> **YOUR TASK**
Drop the pictures, then extract the listing word for word.

## Begin

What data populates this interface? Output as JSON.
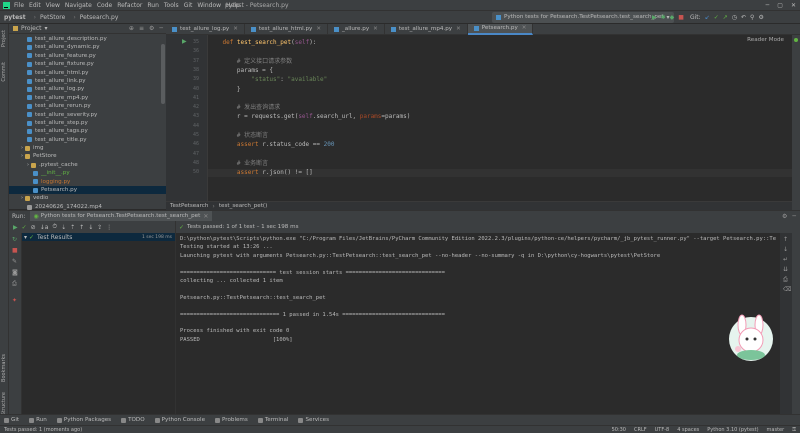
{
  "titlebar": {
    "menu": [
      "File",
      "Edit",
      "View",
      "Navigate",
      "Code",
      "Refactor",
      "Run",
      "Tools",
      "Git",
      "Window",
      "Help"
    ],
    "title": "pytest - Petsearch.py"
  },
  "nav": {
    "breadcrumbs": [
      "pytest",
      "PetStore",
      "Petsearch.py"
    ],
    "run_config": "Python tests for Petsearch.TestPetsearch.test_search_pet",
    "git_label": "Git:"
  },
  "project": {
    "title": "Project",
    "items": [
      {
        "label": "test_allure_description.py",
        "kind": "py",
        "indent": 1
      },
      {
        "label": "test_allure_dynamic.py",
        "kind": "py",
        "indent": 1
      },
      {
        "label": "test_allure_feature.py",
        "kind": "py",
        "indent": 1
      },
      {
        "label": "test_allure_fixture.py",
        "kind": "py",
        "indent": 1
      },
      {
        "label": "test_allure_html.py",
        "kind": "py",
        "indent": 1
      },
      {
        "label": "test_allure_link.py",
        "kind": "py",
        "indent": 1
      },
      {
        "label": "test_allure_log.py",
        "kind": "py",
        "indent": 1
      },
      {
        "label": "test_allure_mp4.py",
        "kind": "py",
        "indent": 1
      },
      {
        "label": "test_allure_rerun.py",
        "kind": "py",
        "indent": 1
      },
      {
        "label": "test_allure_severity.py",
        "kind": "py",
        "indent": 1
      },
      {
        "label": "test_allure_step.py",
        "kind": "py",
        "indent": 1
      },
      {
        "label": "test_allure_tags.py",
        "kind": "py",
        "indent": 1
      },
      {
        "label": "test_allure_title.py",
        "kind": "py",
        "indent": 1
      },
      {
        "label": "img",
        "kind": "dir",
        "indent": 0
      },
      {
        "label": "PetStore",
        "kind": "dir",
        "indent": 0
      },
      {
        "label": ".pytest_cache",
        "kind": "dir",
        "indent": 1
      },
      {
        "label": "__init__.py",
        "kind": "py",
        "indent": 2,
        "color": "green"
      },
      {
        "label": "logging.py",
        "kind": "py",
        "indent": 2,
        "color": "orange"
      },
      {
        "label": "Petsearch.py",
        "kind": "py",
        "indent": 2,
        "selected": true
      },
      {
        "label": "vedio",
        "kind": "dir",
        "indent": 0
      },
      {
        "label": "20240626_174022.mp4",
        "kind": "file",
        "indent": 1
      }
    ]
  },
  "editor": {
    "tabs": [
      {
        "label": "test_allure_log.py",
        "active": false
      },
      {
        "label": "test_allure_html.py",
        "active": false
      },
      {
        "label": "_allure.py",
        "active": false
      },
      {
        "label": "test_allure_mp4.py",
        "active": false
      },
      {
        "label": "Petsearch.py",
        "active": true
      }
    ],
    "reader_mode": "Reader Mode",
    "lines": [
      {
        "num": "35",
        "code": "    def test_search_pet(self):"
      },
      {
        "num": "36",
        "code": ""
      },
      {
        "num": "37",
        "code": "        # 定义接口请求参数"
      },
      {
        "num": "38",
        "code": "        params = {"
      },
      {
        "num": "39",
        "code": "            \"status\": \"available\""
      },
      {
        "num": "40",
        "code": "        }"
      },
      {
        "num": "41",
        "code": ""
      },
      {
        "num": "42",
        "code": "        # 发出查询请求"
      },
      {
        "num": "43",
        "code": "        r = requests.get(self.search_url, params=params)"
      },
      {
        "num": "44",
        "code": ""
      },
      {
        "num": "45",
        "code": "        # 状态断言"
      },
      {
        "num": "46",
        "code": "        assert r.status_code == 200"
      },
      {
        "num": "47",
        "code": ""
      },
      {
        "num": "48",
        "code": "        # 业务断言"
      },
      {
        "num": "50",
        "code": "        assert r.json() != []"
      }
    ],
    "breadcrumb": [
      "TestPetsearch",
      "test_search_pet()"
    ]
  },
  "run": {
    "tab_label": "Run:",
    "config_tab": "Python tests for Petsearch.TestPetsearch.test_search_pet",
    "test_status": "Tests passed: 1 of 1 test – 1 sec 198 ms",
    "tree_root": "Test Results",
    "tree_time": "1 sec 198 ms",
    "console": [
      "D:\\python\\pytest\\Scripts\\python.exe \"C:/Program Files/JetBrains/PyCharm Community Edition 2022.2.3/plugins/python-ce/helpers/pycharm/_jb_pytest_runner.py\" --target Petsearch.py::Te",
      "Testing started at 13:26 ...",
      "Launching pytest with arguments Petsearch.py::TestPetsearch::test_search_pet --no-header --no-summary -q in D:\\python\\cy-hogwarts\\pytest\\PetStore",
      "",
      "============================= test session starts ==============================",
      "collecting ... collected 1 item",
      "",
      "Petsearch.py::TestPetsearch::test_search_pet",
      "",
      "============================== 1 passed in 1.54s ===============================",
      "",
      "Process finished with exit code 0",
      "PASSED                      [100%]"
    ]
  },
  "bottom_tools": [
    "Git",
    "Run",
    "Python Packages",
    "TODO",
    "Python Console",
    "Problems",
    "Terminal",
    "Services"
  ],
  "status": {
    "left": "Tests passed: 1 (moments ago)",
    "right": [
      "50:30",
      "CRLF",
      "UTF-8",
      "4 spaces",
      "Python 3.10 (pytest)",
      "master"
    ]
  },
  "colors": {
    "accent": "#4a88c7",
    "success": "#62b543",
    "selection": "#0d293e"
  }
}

## End

> **RESULT OF THE TASK**
What data populates this interface? Output as JSON.
{
  "titlebar": {
    "menu": [
      "File",
      "Edit",
      "View",
      "Navigate",
      "Code",
      "Refactor",
      "Run",
      "Tools",
      "Git",
      "Window",
      "Help"
    ],
    "title": "pytest - Petsearch.py"
  },
  "nav": {
    "breadcrumbs": [
      "pytest",
      "PetStore",
      "Petsearch.py"
    ],
    "run_config": "Python tests for Petsearch.TestPetsearch.test_search_pet",
    "git_label": "Git:"
  },
  "project": {
    "title": "Project",
    "items": [
      {
        "label": "test_allure_description.py",
        "kind": "py",
        "indent": 1
      },
      {
        "label": "test_allure_dynamic.py",
        "kind": "py",
        "indent": 1
      },
      {
        "label": "test_allure_feature.py",
        "kind": "py",
        "indent": 1
      },
      {
        "label": "test_allure_fixture.py",
        "kind": "py",
        "indent": 1
      },
      {
        "label": "test_allure_html.py",
        "kind": "py",
        "indent": 1
      },
      {
        "label": "test_allure_link.py",
        "kind": "py",
        "indent": 1
      },
      {
        "label": "test_allure_log.py",
        "kind": "py",
        "indent": 1
      },
      {
        "label": "test_allure_mp4.py",
        "kind": "py",
        "indent": 1
      },
      {
        "label": "test_allure_rerun.py",
        "kind": "py",
        "indent": 1
      },
      {
        "label": "test_allure_severity.py",
        "kind": "py",
        "indent": 1
      },
      {
        "label": "test_allure_step.py",
        "kind": "py",
        "indent": 1
      },
      {
        "label": "test_allure_tags.py",
        "kind": "py",
        "indent": 1
      },
      {
        "label": "test_allure_title.py",
        "kind": "py",
        "indent": 1
      },
      {
        "label": "img",
        "kind": "dir",
        "indent": 0
      },
      {
        "label": "PetStore",
        "kind": "dir",
        "indent": 0
      },
      {
        "label": ".pytest_cache",
        "kind": "dir",
        "indent": 1
      },
      {
        "label": "__init__.py",
        "kind": "py",
        "indent": 2,
        "color": "green"
      },
      {
        "label": "logging.py",
        "kind": "py",
        "indent": 2,
        "color": "orange"
      },
      {
        "label": "Petsearch.py",
        "kind": "py",
        "indent": 2,
        "selected": true
      },
      {
        "label": "vedio",
        "kind": "dir",
        "indent": 0
      },
      {
        "label": "20240626_174022.mp4",
        "kind": "file",
        "indent": 1
      }
    ]
  },
  "editor": {
    "tabs": [
      {
        "label": "test_allure_log.py",
        "active": false
      },
      {
        "label": "test_allure_html.py",
        "active": false
      },
      {
        "label": "_allure.py",
        "active": false
      },
      {
        "label": "test_allure_mp4.py",
        "active": false
      },
      {
        "label": "Petsearch.py",
        "active": true
      }
    ],
    "reader_mode": "Reader Mode",
    "lines": [
      {
        "num": "35",
        "code": "    def test_search_pet(self):"
      },
      {
        "num": "36",
        "code": ""
      },
      {
        "num": "37",
        "code": "        # 定义接口请求参数"
      },
      {
        "num": "38",
        "code": "        params = {"
      },
      {
        "num": "39",
        "code": "            \"status\": \"available\""
      },
      {
        "num": "40",
        "code": "        }"
      },
      {
        "num": "41",
        "code": ""
      },
      {
        "num": "42",
        "code": "        # 发出查询请求"
      },
      {
        "num": "43",
        "code": "        r = requests.get(self.search_url, params=params)"
      },
      {
        "num": "44",
        "code": ""
      },
      {
        "num": "45",
        "code": "        # 状态断言"
      },
      {
        "num": "46",
        "code": "        assert r.status_code == 200"
      },
      {
        "num": "47",
        "code": ""
      },
      {
        "num": "48",
        "code": "        # 业务断言"
      },
      {
        "num": "50",
        "code": "        assert r.json() != []"
      }
    ],
    "breadcrumb": [
      "TestPetsearch",
      "test_search_pet()"
    ]
  },
  "run": {
    "tab_label": "Run:",
    "config_tab": "Python tests for Petsearch.TestPetsearch.test_search_pet",
    "test_status": "Tests passed: 1 of 1 test – 1 sec 198 ms",
    "tree_root": "Test Results",
    "tree_time": "1 sec 198 ms",
    "console": [
      "D:\\python\\pytest\\Scripts\\python.exe \"C:/Program Files/JetBrains/PyCharm Community Edition 2022.2.3/plugins/python-ce/helpers/pycharm/_jb_pytest_runner.py\" --target Petsearch.py::Te",
      "Testing started at 13:26 ...",
      "Launching pytest with arguments Petsearch.py::TestPetsearch::test_search_pet --no-header --no-summary -q in D:\\python\\cy-hogwarts\\pytest\\PetStore",
      "",
      "============================= test session starts ==============================",
      "collecting ... collected 1 item",
      "",
      "Petsearch.py::TestPetsearch::test_search_pet",
      "",
      "============================== 1 passed in 1.54s ===============================",
      "",
      "Process finished with exit code 0",
      "PASSED                      [100%]"
    ]
  },
  "bottom_tools": [
    "Git",
    "Run",
    "Python Packages",
    "TODO",
    "Python Console",
    "Problems",
    "Terminal",
    "Services"
  ],
  "status": {
    "left": "Tests passed: 1 (moments ago)",
    "right": [
      "50:30",
      "CRLF",
      "UTF-8",
      "4 spaces",
      "Python 3.10 (pytest)",
      "master"
    ]
  },
  "colors": {
    "accent": "#4a88c7",
    "success": "#62b543",
    "selection": "#0d293e"
  }
}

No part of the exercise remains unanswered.